▸ Dataset excerpts

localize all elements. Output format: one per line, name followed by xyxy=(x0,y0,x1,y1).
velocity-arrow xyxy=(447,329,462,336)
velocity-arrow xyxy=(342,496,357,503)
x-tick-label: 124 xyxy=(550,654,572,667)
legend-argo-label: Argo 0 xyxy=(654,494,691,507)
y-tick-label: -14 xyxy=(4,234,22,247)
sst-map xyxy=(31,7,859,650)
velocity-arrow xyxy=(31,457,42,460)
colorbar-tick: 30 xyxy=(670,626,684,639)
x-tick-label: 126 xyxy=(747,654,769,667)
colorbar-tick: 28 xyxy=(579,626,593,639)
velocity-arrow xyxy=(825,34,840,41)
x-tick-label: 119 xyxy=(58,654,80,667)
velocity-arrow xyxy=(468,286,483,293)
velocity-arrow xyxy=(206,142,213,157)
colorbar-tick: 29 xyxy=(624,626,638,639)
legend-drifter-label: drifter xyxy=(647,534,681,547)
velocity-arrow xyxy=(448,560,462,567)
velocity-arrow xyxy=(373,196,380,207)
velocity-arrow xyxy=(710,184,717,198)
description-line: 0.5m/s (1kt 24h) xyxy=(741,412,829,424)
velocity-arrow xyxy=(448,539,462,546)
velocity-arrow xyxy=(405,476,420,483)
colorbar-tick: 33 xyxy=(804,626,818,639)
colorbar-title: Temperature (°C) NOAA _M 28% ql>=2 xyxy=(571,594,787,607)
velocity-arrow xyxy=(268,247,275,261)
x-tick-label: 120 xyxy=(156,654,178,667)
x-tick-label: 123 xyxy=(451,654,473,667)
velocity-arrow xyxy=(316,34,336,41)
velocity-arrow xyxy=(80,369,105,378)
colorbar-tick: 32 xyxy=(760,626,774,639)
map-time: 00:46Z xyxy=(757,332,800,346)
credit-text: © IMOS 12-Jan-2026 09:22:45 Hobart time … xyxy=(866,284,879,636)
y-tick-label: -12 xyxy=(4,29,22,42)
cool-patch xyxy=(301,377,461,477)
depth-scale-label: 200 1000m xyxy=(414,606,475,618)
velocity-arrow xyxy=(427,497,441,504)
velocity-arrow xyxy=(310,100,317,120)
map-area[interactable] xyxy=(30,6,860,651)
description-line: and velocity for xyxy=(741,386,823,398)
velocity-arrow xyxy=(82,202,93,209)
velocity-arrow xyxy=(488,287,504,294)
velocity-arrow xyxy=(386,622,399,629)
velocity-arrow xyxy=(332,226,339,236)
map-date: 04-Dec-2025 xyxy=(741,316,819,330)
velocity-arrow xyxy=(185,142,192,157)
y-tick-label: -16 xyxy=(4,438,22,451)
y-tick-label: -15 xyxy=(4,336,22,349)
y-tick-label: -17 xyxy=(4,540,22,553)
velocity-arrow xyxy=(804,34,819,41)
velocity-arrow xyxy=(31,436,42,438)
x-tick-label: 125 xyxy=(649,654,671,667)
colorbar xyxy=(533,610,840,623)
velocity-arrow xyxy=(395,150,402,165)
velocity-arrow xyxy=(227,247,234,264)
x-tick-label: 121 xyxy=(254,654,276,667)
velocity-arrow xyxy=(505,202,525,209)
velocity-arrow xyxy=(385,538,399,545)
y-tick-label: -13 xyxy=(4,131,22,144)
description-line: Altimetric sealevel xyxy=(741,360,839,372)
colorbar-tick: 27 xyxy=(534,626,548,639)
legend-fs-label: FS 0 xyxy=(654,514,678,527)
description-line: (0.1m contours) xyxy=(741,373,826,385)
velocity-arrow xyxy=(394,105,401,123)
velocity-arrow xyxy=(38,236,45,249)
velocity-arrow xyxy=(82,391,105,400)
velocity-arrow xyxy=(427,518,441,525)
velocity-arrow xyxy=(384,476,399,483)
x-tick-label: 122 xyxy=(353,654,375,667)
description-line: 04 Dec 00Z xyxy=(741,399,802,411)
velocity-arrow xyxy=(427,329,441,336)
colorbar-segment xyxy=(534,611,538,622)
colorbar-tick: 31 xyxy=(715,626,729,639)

▸ Task instructions
From the entries above, copy each line that contains the string "colorbar", matching its case exactly.

▸ Exercise solution
colorbar-tick: 30 xyxy=(670,626,684,639)
colorbar-tick: 28 xyxy=(579,626,593,639)
colorbar-tick: 29 xyxy=(624,626,638,639)
colorbar-tick: 33 xyxy=(804,626,818,639)
colorbar-title: Temperature (°C) NOAA _M 28% ql>=2 xyxy=(571,594,787,607)
colorbar-tick: 32 xyxy=(760,626,774,639)
colorbar xyxy=(533,610,840,623)
colorbar-tick: 27 xyxy=(534,626,548,639)
colorbar-segment xyxy=(534,611,538,622)
colorbar-tick: 31 xyxy=(715,626,729,639)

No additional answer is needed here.